Wherever the word "this" appears in the entries, copy the whole line.

● Dataset items
__________________________________________________

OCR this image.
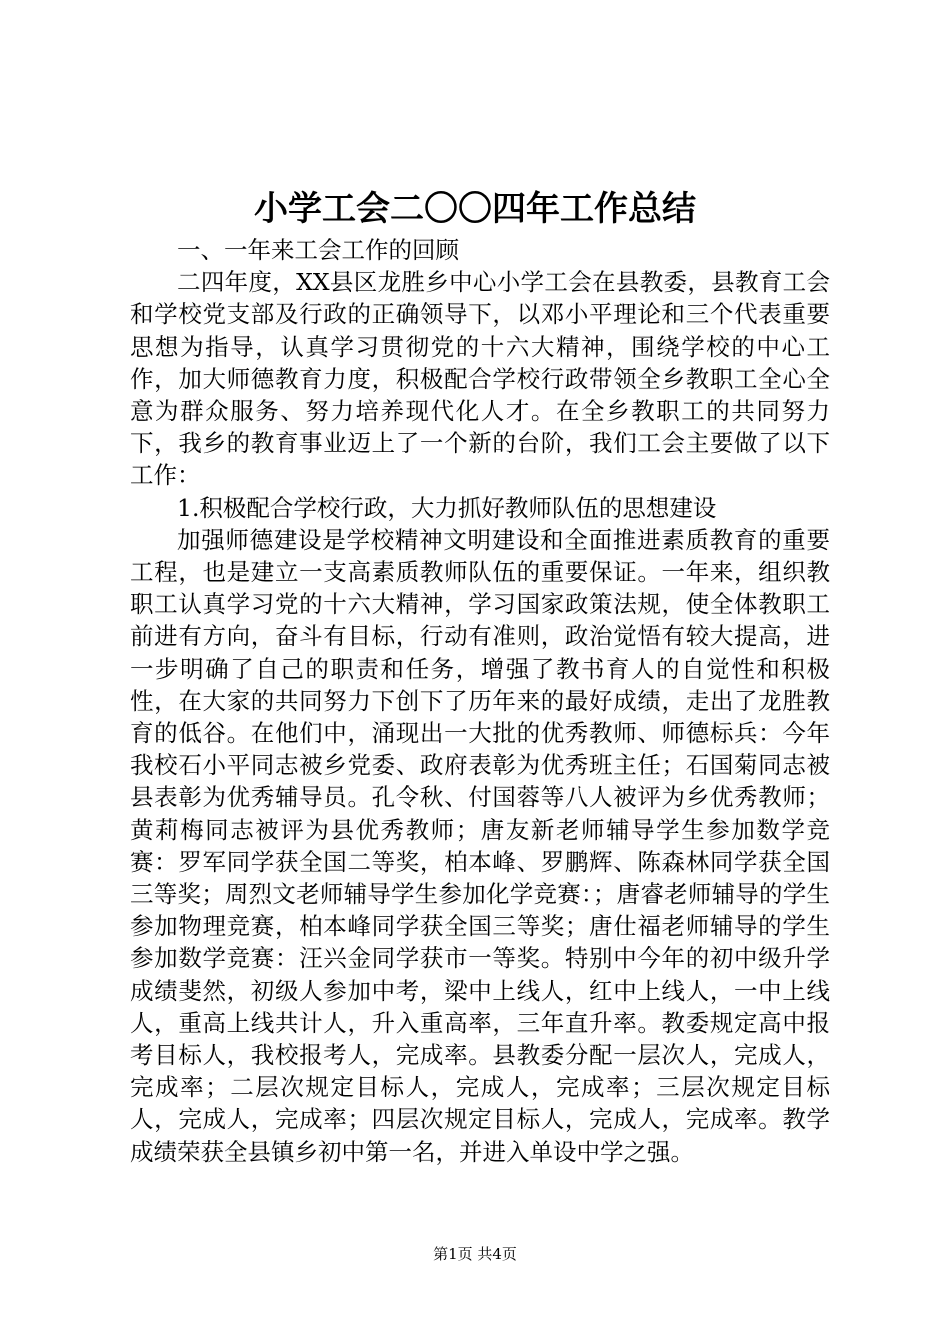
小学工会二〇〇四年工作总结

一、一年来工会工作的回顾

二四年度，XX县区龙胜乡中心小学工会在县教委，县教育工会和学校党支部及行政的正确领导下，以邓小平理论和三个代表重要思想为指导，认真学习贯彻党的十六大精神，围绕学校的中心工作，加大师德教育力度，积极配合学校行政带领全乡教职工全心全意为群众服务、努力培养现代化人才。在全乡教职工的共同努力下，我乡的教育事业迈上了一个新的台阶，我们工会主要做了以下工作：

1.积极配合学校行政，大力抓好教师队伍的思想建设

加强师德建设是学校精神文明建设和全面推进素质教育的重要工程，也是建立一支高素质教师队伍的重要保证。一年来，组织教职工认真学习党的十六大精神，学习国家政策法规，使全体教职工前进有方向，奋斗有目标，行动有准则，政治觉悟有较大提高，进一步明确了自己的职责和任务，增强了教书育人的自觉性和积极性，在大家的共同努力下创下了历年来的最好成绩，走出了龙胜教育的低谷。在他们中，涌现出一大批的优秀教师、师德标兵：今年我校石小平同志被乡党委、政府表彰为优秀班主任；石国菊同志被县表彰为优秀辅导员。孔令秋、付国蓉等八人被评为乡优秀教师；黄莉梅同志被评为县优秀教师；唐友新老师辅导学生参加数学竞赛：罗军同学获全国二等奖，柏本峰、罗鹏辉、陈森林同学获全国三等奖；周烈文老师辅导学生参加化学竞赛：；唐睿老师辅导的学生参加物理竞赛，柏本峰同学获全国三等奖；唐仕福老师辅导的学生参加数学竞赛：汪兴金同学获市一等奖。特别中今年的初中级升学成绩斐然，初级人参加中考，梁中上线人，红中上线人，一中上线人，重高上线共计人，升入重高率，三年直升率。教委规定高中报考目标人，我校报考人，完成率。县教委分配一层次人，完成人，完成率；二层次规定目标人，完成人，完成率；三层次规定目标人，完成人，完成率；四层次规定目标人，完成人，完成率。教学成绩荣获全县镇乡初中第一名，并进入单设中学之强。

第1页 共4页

__________________________________________________

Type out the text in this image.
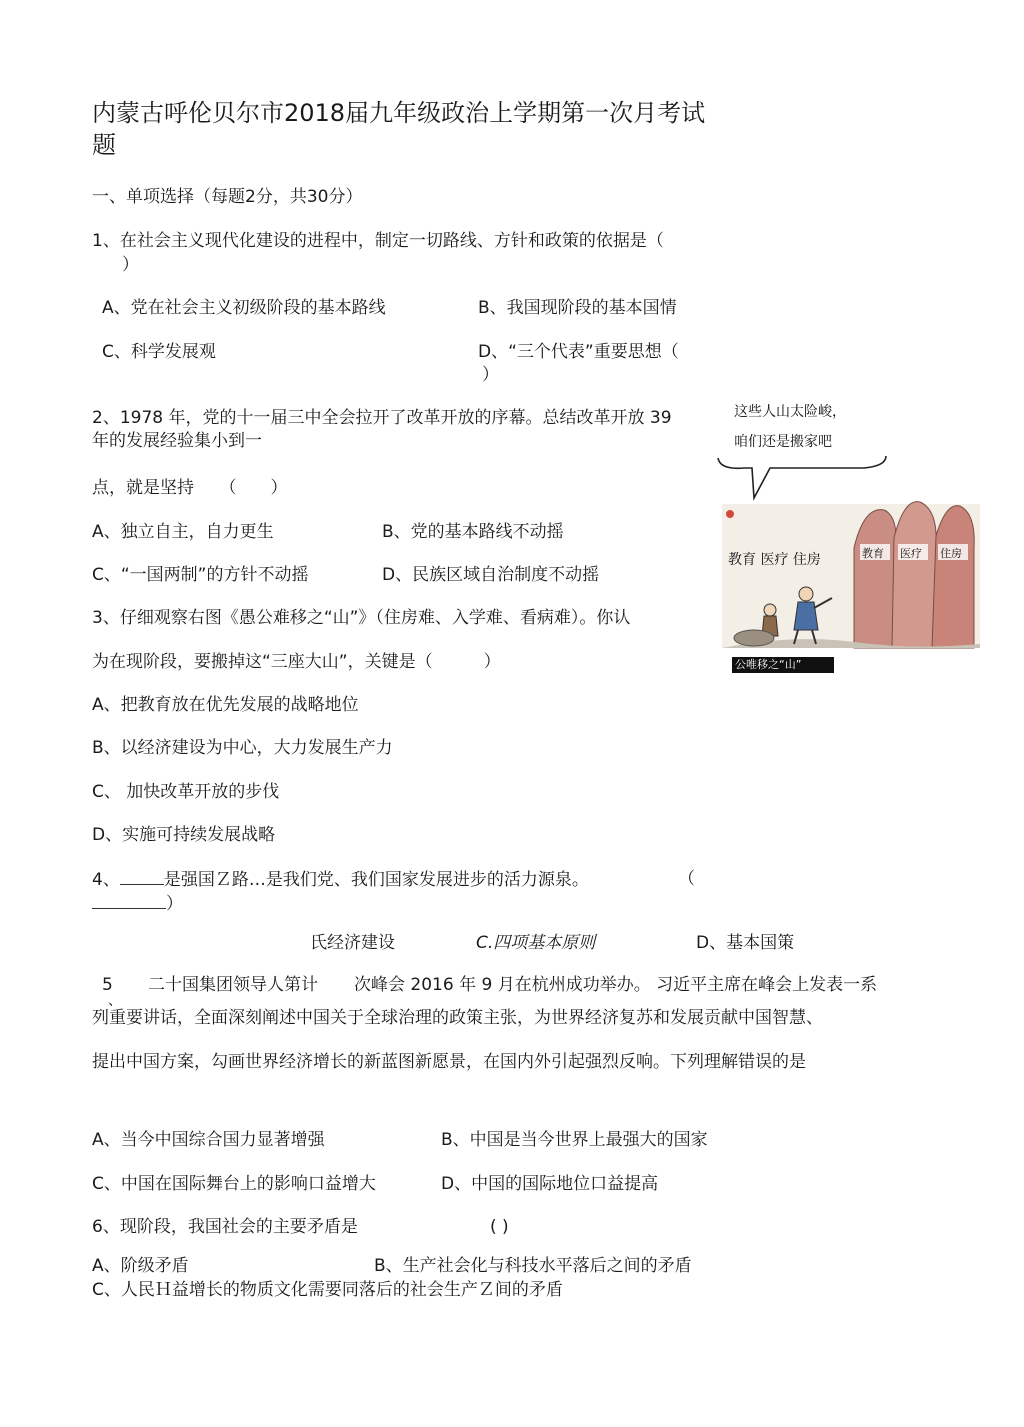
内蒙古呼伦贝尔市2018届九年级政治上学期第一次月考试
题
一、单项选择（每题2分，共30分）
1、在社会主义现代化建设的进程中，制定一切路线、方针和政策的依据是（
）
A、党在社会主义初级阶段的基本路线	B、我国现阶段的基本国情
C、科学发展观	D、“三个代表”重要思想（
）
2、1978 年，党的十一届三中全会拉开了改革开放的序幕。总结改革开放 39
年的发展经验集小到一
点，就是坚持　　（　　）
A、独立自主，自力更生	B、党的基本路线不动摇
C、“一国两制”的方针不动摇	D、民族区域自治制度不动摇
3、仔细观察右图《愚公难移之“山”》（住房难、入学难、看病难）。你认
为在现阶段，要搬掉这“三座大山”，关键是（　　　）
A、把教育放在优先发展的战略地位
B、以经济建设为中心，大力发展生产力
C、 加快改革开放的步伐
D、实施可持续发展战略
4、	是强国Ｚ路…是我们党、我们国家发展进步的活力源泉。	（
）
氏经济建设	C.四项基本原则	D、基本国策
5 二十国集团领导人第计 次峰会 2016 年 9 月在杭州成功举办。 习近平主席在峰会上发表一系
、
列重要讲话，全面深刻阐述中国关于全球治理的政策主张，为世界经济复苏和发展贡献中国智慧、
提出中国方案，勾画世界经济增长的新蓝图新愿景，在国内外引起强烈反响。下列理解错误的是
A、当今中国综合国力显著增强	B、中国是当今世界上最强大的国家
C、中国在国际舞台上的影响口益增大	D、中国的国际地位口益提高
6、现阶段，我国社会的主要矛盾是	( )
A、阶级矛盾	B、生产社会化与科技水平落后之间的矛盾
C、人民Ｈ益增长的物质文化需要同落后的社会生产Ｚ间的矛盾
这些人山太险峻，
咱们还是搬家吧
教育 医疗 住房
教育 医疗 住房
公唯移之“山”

__________________________________________________

● Answer to the problem
OCR this image.
Type out the text in this image.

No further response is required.